What you will do: Each entry should be quoted word for word, including every mark of punctuation.

Data entries:
_ _ _ _

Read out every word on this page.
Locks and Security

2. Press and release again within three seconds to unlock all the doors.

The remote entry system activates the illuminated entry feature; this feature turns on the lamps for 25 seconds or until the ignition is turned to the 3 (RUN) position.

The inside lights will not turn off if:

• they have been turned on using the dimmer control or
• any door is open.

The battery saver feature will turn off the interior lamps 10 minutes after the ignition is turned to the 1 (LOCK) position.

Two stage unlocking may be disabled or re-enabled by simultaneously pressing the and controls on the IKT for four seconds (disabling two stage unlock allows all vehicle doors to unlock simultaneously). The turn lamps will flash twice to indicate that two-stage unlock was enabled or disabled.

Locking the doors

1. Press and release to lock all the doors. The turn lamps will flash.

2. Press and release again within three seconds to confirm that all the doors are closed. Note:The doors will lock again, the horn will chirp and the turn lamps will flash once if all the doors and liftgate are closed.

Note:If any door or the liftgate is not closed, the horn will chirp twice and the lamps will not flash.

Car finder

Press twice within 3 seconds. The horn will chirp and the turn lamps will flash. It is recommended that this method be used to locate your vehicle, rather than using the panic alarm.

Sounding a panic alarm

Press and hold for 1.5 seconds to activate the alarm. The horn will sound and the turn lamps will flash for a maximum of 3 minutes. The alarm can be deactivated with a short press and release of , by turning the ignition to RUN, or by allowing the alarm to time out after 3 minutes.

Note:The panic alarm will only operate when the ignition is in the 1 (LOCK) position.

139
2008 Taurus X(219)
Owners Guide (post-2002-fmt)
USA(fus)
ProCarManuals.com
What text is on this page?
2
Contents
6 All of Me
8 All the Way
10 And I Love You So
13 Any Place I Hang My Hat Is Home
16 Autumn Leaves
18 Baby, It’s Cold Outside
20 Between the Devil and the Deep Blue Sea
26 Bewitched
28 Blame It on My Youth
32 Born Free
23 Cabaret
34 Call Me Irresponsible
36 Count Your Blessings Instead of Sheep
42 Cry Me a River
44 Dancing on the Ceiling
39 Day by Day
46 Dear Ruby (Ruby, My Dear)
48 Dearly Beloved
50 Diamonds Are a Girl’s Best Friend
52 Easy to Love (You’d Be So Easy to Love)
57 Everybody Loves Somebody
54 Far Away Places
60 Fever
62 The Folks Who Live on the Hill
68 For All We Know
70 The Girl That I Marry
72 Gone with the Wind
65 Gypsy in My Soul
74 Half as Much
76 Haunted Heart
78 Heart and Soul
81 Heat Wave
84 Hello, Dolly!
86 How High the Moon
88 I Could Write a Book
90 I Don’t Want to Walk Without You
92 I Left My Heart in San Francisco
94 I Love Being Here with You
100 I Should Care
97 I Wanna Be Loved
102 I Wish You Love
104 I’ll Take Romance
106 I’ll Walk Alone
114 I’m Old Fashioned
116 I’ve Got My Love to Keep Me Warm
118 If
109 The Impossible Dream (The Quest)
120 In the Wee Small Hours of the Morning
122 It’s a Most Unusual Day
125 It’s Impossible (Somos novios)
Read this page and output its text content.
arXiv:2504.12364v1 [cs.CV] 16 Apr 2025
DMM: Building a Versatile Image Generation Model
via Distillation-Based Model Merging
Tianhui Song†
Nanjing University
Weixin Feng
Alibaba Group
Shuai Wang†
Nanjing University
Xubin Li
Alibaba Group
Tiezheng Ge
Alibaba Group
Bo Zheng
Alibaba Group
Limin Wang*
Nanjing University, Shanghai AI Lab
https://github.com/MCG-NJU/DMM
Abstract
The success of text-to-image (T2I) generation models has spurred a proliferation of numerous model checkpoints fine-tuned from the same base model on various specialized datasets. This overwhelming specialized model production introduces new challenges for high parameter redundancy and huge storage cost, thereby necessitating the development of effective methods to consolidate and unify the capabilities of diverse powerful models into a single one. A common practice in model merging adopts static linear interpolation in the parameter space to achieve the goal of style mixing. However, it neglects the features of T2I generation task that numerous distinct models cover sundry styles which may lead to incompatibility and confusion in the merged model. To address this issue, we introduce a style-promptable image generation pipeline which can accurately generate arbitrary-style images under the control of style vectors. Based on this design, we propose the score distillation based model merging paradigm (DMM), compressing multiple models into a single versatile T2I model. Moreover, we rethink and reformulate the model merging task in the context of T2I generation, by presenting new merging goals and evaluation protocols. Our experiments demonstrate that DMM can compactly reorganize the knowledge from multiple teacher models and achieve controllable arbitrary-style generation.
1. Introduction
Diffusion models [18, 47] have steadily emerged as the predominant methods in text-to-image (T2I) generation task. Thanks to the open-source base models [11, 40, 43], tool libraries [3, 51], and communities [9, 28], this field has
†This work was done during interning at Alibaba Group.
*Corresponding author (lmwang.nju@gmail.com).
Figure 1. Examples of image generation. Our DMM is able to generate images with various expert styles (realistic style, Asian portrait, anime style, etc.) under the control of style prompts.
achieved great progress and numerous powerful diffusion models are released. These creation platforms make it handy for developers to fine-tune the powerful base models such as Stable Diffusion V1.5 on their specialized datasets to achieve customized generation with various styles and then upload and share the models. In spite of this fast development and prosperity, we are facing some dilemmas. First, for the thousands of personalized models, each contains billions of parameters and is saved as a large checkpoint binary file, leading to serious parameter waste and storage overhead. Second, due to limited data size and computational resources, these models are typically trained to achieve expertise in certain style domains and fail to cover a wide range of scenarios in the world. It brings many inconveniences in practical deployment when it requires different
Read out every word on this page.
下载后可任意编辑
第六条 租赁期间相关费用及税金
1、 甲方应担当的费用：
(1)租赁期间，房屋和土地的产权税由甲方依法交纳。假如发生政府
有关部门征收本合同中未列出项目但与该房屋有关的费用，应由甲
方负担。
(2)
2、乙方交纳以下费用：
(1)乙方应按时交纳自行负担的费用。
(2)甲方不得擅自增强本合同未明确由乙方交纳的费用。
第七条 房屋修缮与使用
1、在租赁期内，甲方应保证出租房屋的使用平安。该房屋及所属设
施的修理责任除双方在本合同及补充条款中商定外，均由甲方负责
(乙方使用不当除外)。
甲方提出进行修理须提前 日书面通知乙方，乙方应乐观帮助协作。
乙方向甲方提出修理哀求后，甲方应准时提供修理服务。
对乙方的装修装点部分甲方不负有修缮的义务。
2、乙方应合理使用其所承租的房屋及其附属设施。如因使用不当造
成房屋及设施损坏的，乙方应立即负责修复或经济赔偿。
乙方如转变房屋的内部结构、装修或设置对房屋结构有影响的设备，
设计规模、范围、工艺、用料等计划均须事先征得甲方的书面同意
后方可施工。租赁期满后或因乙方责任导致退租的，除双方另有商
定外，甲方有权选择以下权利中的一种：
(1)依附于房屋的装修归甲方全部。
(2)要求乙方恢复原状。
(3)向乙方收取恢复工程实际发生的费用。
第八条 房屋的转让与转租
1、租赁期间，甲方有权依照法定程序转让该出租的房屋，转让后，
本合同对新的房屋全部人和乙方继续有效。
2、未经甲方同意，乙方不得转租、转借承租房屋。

_ _ _ _

Written answer:
Read out every word on this page.
Locks and Security

2. Press and release again within three seconds to unlock all the doors.

The remote entry system activates the illuminated entry feature; this feature turns on the lamps for 25 seconds or until the ignition is turned to the 3 (RUN) position.

The inside lights will not turn off if:

• they have been turned on using the dimmer control or
• any door is open.

The battery saver feature will turn off the interior lamps 10 minutes after the ignition is turned to the 1 (LOCK) position.

Two stage unlocking may be disabled or re-enabled by simultaneously pressing the and controls on the IKT for four seconds (disabling two stage unlock allows all vehicle doors to unlock simultaneously). The turn lamps will flash twice to indicate that two-stage unlock was enabled or disabled.

Locking the doors

1. Press and release to lock all the doors. The turn lamps will flash.

2. Press and release again within three seconds to confirm that all the doors are closed. Note:The doors will lock again, the horn will chirp and the turn lamps will flash once if all the doors and liftgate are closed.

Note:If any door or the liftgate is not closed, the horn will chirp twice and the lamps will not flash.

Car finder

Press twice within 3 seconds. The horn will chirp and the turn lamps will flash. It is recommended that this method be used to locate your vehicle, rather than using the panic alarm.

Sounding a panic alarm

Press and hold for 1.5 seconds to activate the alarm. The horn will sound and the turn lamps will flash for a maximum of 3 minutes. The alarm can be deactivated with a short press and release of , by turning the ignition to RUN, or by allowing the alarm to time out after 3 minutes.

Note:The panic alarm will only operate when the ignition is in the 1 (LOCK) position.

139
2008 Taurus X(219)
Owners Guide (post-2002-fmt)
USA(fus)
ProCarManuals.com
What text is on this page?
2
Contents
6 All of Me
8 All the Way
10 And I Love You So
13 Any Place I Hang My Hat Is Home
16 Autumn Leaves
18 Baby, It’s Cold Outside
20 Between the Devil and the Deep Blue Sea
26 Bewitched
28 Blame It on My Youth
32 Born Free
23 Cabaret
34 Call Me Irresponsible
36 Count Your Blessings Instead of Sheep
42 Cry Me a River
44 Dancing on the Ceiling
39 Day by Day
46 Dear Ruby (Ruby, My Dear)
48 Dearly Beloved
50 Diamonds Are a Girl’s Best Friend
52 Easy to Love (You’d Be So Easy to Love)
57 Everybody Loves Somebody
54 Far Away Places
60 Fever
62 The Folks Who Live on the Hill
68 For All We Know
70 The Girl That I Marry
72 Gone with the Wind
65 Gypsy in My Soul
74 Half as Much
76 Haunted Heart
78 Heart and Soul
81 Heat Wave
84 Hello, Dolly!
86 How High the Moon
88 I Could Write a Book
90 I Don’t Want to Walk Without You
92 I Left My Heart in San Francisco
94 I Love Being Here with You
100 I Should Care
97 I Wanna Be Loved
102 I Wish You Love
104 I’ll Take Romance
106 I’ll Walk Alone
114 I’m Old Fashioned
116 I’ve Got My Love to Keep Me Warm
118 If
109 The Impossible Dream (The Quest)
120 In the Wee Small Hours of the Morning
122 It’s a Most Unusual Day
125 It’s Impossible (Somos novios)
Read this page and output its text content.
arXiv:2504.12364v1 [cs.CV] 16 Apr 2025
DMM: Building a Versatile Image Generation Model
via Distillation-Based Model Merging
Tianhui Song†
Nanjing University
Weixin Feng
Alibaba Group
Shuai Wang†
Nanjing University
Xubin Li
Alibaba Group
Tiezheng Ge
Alibaba Group
Bo Zheng
Alibaba Group
Limin Wang*
Nanjing University, Shanghai AI Lab
https://github.com/MCG-NJU/DMM
Abstract
The success of text-to-image (T2I) generation models has spurred a proliferation of numerous model checkpoints fine-tuned from the same base model on various specialized datasets. This overwhelming specialized model production introduces new challenges for high parameter redundancy and huge storage cost, thereby necessitating the development of effective methods to consolidate and unify the capabilities of diverse powerful models into a single one. A common practice in model merging adopts static linear interpolation in the parameter space to achieve the goal of style mixing. However, it neglects the features of T2I generation task that numerous distinct models cover sundry styles which may lead to incompatibility and confusion in the merged model. To address this issue, we introduce a style-promptable image generation pipeline which can accurately generate arbitrary-style images under the control of style vectors. Based on this design, we propose the score distillation based model merging paradigm (DMM), compressing multiple models into a single versatile T2I model. Moreover, we rethink and reformulate the model merging task in the context of T2I generation, by presenting new merging goals and evaluation protocols. Our experiments demonstrate that DMM can compactly reorganize the knowledge from multiple teacher models and achieve controllable arbitrary-style generation.
1. Introduction
Diffusion models [18, 47] have steadily emerged as the predominant methods in text-to-image (T2I) generation task. Thanks to the open-source base models [11, 40, 43], tool libraries [3, 51], and communities [9, 28], this field has
†This work was done during interning at Alibaba Group.
*Corresponding author (lmwang.nju@gmail.com).
Figure 1. Examples of image generation. Our DMM is able to generate images with various expert styles (realistic style, Asian portrait, anime style, etc.) under the control of style prompts.
achieved great progress and numerous powerful diffusion models are released. These creation platforms make it handy for developers to fine-tune the powerful base models such as Stable Diffusion V1.5 on their specialized datasets to achieve customized generation with various styles and then upload and share the models. In spite of this fast development and prosperity, we are facing some dilemmas. First, for the thousands of personalized models, each contains billions of parameters and is saved as a large checkpoint binary file, leading to serious parameter waste and storage overhead. Second, due to limited data size and computational resources, these models are typically trained to achieve expertise in certain style domains and fail to cover a wide range of scenarios in the world. It brings many inconveniences in practical deployment when it requires different
Read out every word on this page.
下载后可任意编辑
第六条 租赁期间相关费用及税金
1、 甲方应担当的费用：
(1)租赁期间，房屋和土地的产权税由甲方依法交纳。假如发生政府
有关部门征收本合同中未列出项目但与该房屋有关的费用，应由甲
方负担。
(2)
2、乙方交纳以下费用：
(1)乙方应按时交纳自行负担的费用。
(2)甲方不得擅自增强本合同未明确由乙方交纳的费用。
第七条 房屋修缮与使用
1、在租赁期内，甲方应保证出租房屋的使用平安。该房屋及所属设
施的修理责任除双方在本合同及补充条款中商定外，均由甲方负责
(乙方使用不当除外)。
甲方提出进行修理须提前 日书面通知乙方，乙方应乐观帮助协作。
乙方向甲方提出修理哀求后，甲方应准时提供修理服务。
对乙方的装修装点部分甲方不负有修缮的义务。
2、乙方应合理使用其所承租的房屋及其附属设施。如因使用不当造
成房屋及设施损坏的，乙方应立即负责修复或经济赔偿。
乙方如转变房屋的内部结构、装修或设置对房屋结构有影响的设备，
设计规模、范围、工艺、用料等计划均须事先征得甲方的书面同意
后方可施工。租赁期满后或因乙方责任导致退租的，除双方另有商
定外，甲方有权选择以下权利中的一种：
(1)依附于房屋的装修归甲方全部。
(2)要求乙方恢复原状。
(3)向乙方收取恢复工程实际发生的费用。
第八条 房屋的转让与转租
1、租赁期间，甲方有权依照法定程序转让该出租的房屋，转让后，
本合同对新的房屋全部人和乙方继续有效。
2、未经甲方同意，乙方不得转租、转借承租房屋。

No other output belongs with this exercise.